EXCERPTED RECORDS:
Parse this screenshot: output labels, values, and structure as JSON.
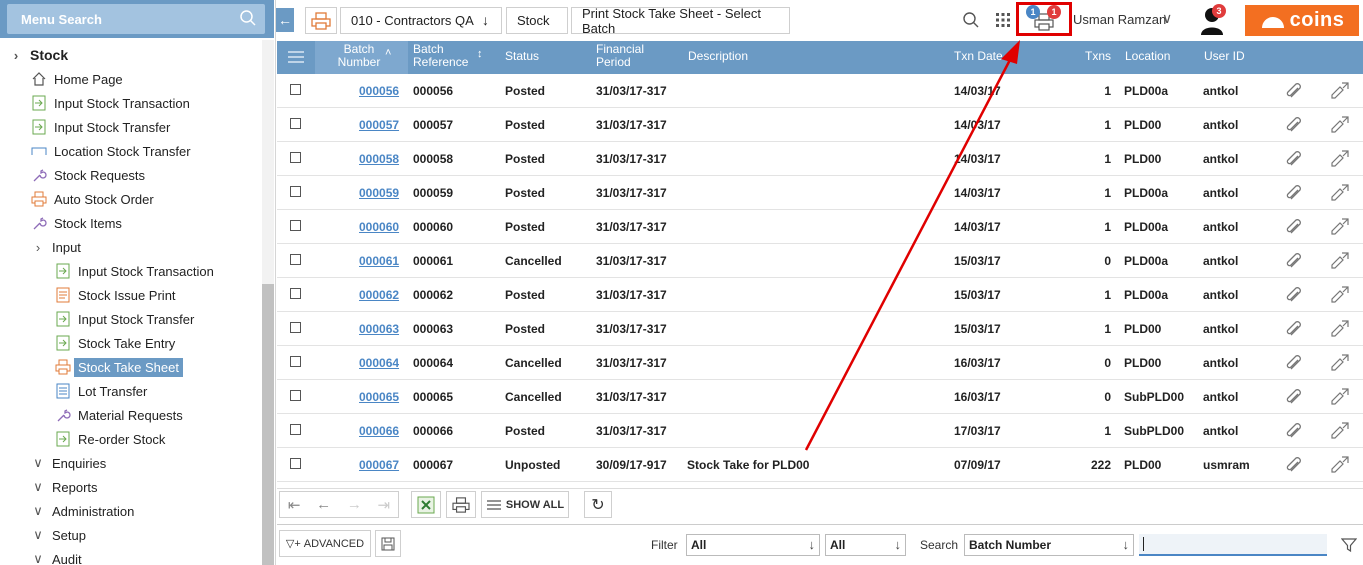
{
  "sidebar": {
    "search_label": "Menu Search",
    "items": [
      {
        "label": "Stock"
      },
      {
        "label": "Home Page"
      },
      {
        "label": "Input Stock Transaction"
      },
      {
        "label": "Input Stock Transfer"
      },
      {
        "label": "Location Stock Transfer"
      },
      {
        "label": "Stock Requests"
      },
      {
        "label": "Auto Stock Order"
      },
      {
        "label": "Stock Items"
      },
      {
        "label": "Input"
      },
      {
        "label": "Input Stock Transaction"
      },
      {
        "label": "Stock Issue Print"
      },
      {
        "label": "Input Stock Transfer"
      },
      {
        "label": "Stock Take Entry"
      },
      {
        "label": "Stock Take Sheet"
      },
      {
        "label": "Lot Transfer"
      },
      {
        "label": "Material Requests"
      },
      {
        "label": "Re-order Stock"
      },
      {
        "label": "Enquiries"
      },
      {
        "label": "Reports"
      },
      {
        "label": "Administration"
      },
      {
        "label": "Setup"
      },
      {
        "label": "Audit"
      }
    ]
  },
  "breadcrumb": {
    "company": "010 - Contractors QA",
    "module": "Stock",
    "page": "Print Stock Take Sheet - Select Batch"
  },
  "header": {
    "user_name": "Usman Ramzan",
    "print_queue_badge_blue": "1",
    "print_queue_badge_red": "1",
    "notifications_badge": "3",
    "brand": "coins"
  },
  "grid": {
    "columns": {
      "batch_number": "Batch Number",
      "batch_reference": "Batch Reference",
      "status": "Status",
      "financial_period": "Financial Period",
      "description": "Description",
      "txn_date": "Txn Date",
      "txns": "Txns",
      "location": "Location",
      "user_id": "User ID"
    },
    "rows": [
      {
        "bn": "000056",
        "ref": "000056",
        "status": "Posted",
        "period": "31/03/17-317",
        "desc": "",
        "date": "14/03/17",
        "txns": "1",
        "loc": "PLD00a",
        "user": "antkol"
      },
      {
        "bn": "000057",
        "ref": "000057",
        "status": "Posted",
        "period": "31/03/17-317",
        "desc": "",
        "date": "14/03/17",
        "txns": "1",
        "loc": "PLD00",
        "user": "antkol"
      },
      {
        "bn": "000058",
        "ref": "000058",
        "status": "Posted",
        "period": "31/03/17-317",
        "desc": "",
        "date": "14/03/17",
        "txns": "1",
        "loc": "PLD00",
        "user": "antkol"
      },
      {
        "bn": "000059",
        "ref": "000059",
        "status": "Posted",
        "period": "31/03/17-317",
        "desc": "",
        "date": "14/03/17",
        "txns": "1",
        "loc": "PLD00a",
        "user": "antkol"
      },
      {
        "bn": "000060",
        "ref": "000060",
        "status": "Posted",
        "period": "31/03/17-317",
        "desc": "",
        "date": "14/03/17",
        "txns": "1",
        "loc": "PLD00a",
        "user": "antkol"
      },
      {
        "bn": "000061",
        "ref": "000061",
        "status": "Cancelled",
        "period": "31/03/17-317",
        "desc": "",
        "date": "15/03/17",
        "txns": "0",
        "loc": "PLD00a",
        "user": "antkol"
      },
      {
        "bn": "000062",
        "ref": "000062",
        "status": "Posted",
        "period": "31/03/17-317",
        "desc": "",
        "date": "15/03/17",
        "txns": "1",
        "loc": "PLD00a",
        "user": "antkol"
      },
      {
        "bn": "000063",
        "ref": "000063",
        "status": "Posted",
        "period": "31/03/17-317",
        "desc": "",
        "date": "15/03/17",
        "txns": "1",
        "loc": "PLD00",
        "user": "antkol"
      },
      {
        "bn": "000064",
        "ref": "000064",
        "status": "Cancelled",
        "period": "31/03/17-317",
        "desc": "",
        "date": "16/03/17",
        "txns": "0",
        "loc": "PLD00",
        "user": "antkol"
      },
      {
        "bn": "000065",
        "ref": "000065",
        "status": "Cancelled",
        "period": "31/03/17-317",
        "desc": "",
        "date": "16/03/17",
        "txns": "0",
        "loc": "SubPLD00",
        "user": "antkol"
      },
      {
        "bn": "000066",
        "ref": "000066",
        "status": "Posted",
        "period": "31/03/17-317",
        "desc": "",
        "date": "17/03/17",
        "txns": "1",
        "loc": "SubPLD00",
        "user": "antkol"
      },
      {
        "bn": "000067",
        "ref": "000067",
        "status": "Unposted",
        "period": "30/09/17-917",
        "desc": "Stock Take for PLD00",
        "date": "07/09/17",
        "txns": "222",
        "loc": "PLD00",
        "user": "usmram"
      }
    ]
  },
  "pager": {
    "show_all_label": "SHOW ALL"
  },
  "filterbar": {
    "advanced_label": "ADVANCED",
    "filter_label": "Filter",
    "filter1_value": "All",
    "filter2_value": "All",
    "search_label": "Search",
    "search_field_value": "Batch Number",
    "search_input_value": ""
  },
  "colors": {
    "accent": "#6b9ac4",
    "brand": "#f36f21",
    "highlight": "#e00000",
    "link": "#4a86c5"
  }
}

GOAL OF THE EXERCISE: Restate the data above word for word. Do not include the images.

RESPONSE TO THE TASK:
Parse this screenshot: output labels, values, and structure as JSON.
{
  "sidebar": {
    "search_label": "Menu Search",
    "items": [
      {
        "label": "Stock"
      },
      {
        "label": "Home Page"
      },
      {
        "label": "Input Stock Transaction"
      },
      {
        "label": "Input Stock Transfer"
      },
      {
        "label": "Location Stock Transfer"
      },
      {
        "label": "Stock Requests"
      },
      {
        "label": "Auto Stock Order"
      },
      {
        "label": "Stock Items"
      },
      {
        "label": "Input"
      },
      {
        "label": "Input Stock Transaction"
      },
      {
        "label": "Stock Issue Print"
      },
      {
        "label": "Input Stock Transfer"
      },
      {
        "label": "Stock Take Entry"
      },
      {
        "label": "Stock Take Sheet"
      },
      {
        "label": "Lot Transfer"
      },
      {
        "label": "Material Requests"
      },
      {
        "label": "Re-order Stock"
      },
      {
        "label": "Enquiries"
      },
      {
        "label": "Reports"
      },
      {
        "label": "Administration"
      },
      {
        "label": "Setup"
      },
      {
        "label": "Audit"
      }
    ]
  },
  "breadcrumb": {
    "company": "010 - Contractors QA",
    "module": "Stock",
    "page": "Print Stock Take Sheet - Select Batch"
  },
  "header": {
    "user_name": "Usman Ramzan",
    "print_queue_badge_blue": "1",
    "print_queue_badge_red": "1",
    "notifications_badge": "3",
    "brand": "coins"
  },
  "grid": {
    "columns": {
      "batch_number": "Batch Number",
      "batch_reference": "Batch Reference",
      "status": "Status",
      "financial_period": "Financial Period",
      "description": "Description",
      "txn_date": "Txn Date",
      "txns": "Txns",
      "location": "Location",
      "user_id": "User ID"
    },
    "rows": [
      {
        "bn": "000056",
        "ref": "000056",
        "status": "Posted",
        "period": "31/03/17-317",
        "desc": "",
        "date": "14/03/17",
        "txns": "1",
        "loc": "PLD00a",
        "user": "antkol"
      },
      {
        "bn": "000057",
        "ref": "000057",
        "status": "Posted",
        "period": "31/03/17-317",
        "desc": "",
        "date": "14/03/17",
        "txns": "1",
        "loc": "PLD00",
        "user": "antkol"
      },
      {
        "bn": "000058",
        "ref": "000058",
        "status": "Posted",
        "period": "31/03/17-317",
        "desc": "",
        "date": "14/03/17",
        "txns": "1",
        "loc": "PLD00",
        "user": "antkol"
      },
      {
        "bn": "000059",
        "ref": "000059",
        "status": "Posted",
        "period": "31/03/17-317",
        "desc": "",
        "date": "14/03/17",
        "txns": "1",
        "loc": "PLD00a",
        "user": "antkol"
      },
      {
        "bn": "000060",
        "ref": "000060",
        "status": "Posted",
        "period": "31/03/17-317",
        "desc": "",
        "date": "14/03/17",
        "txns": "1",
        "loc": "PLD00a",
        "user": "antkol"
      },
      {
        "bn": "000061",
        "ref": "000061",
        "status": "Cancelled",
        "period": "31/03/17-317",
        "desc": "",
        "date": "15/03/17",
        "txns": "0",
        "loc": "PLD00a",
        "user": "antkol"
      },
      {
        "bn": "000062",
        "ref": "000062",
        "status": "Posted",
        "period": "31/03/17-317",
        "desc": "",
        "date": "15/03/17",
        "txns": "1",
        "loc": "PLD00a",
        "user": "antkol"
      },
      {
        "bn": "000063",
        "ref": "000063",
        "status": "Posted",
        "period": "31/03/17-317",
        "desc": "",
        "date": "15/03/17",
        "txns": "1",
        "loc": "PLD00",
        "user": "antkol"
      },
      {
        "bn": "000064",
        "ref": "000064",
        "status": "Cancelled",
        "period": "31/03/17-317",
        "desc": "",
        "date": "16/03/17",
        "txns": "0",
        "loc": "PLD00",
        "user": "antkol"
      },
      {
        "bn": "000065",
        "ref": "000065",
        "status": "Cancelled",
        "period": "31/03/17-317",
        "desc": "",
        "date": "16/03/17",
        "txns": "0",
        "loc": "SubPLD00",
        "user": "antkol"
      },
      {
        "bn": "000066",
        "ref": "000066",
        "status": "Posted",
        "period": "31/03/17-317",
        "desc": "",
        "date": "17/03/17",
        "txns": "1",
        "loc": "SubPLD00",
        "user": "antkol"
      },
      {
        "bn": "000067",
        "ref": "000067",
        "status": "Unposted",
        "period": "30/09/17-917",
        "desc": "Stock Take for PLD00",
        "date": "07/09/17",
        "txns": "222",
        "loc": "PLD00",
        "user": "usmram"
      }
    ]
  },
  "pager": {
    "show_all_label": "SHOW ALL"
  },
  "filterbar": {
    "advanced_label": "ADVANCED",
    "filter_label": "Filter",
    "filter1_value": "All",
    "filter2_value": "All",
    "search_label": "Search",
    "search_field_value": "Batch Number",
    "search_input_value": ""
  },
  "colors": {
    "accent": "#6b9ac4",
    "brand": "#f36f21",
    "highlight": "#e00000",
    "link": "#4a86c5"
  }
}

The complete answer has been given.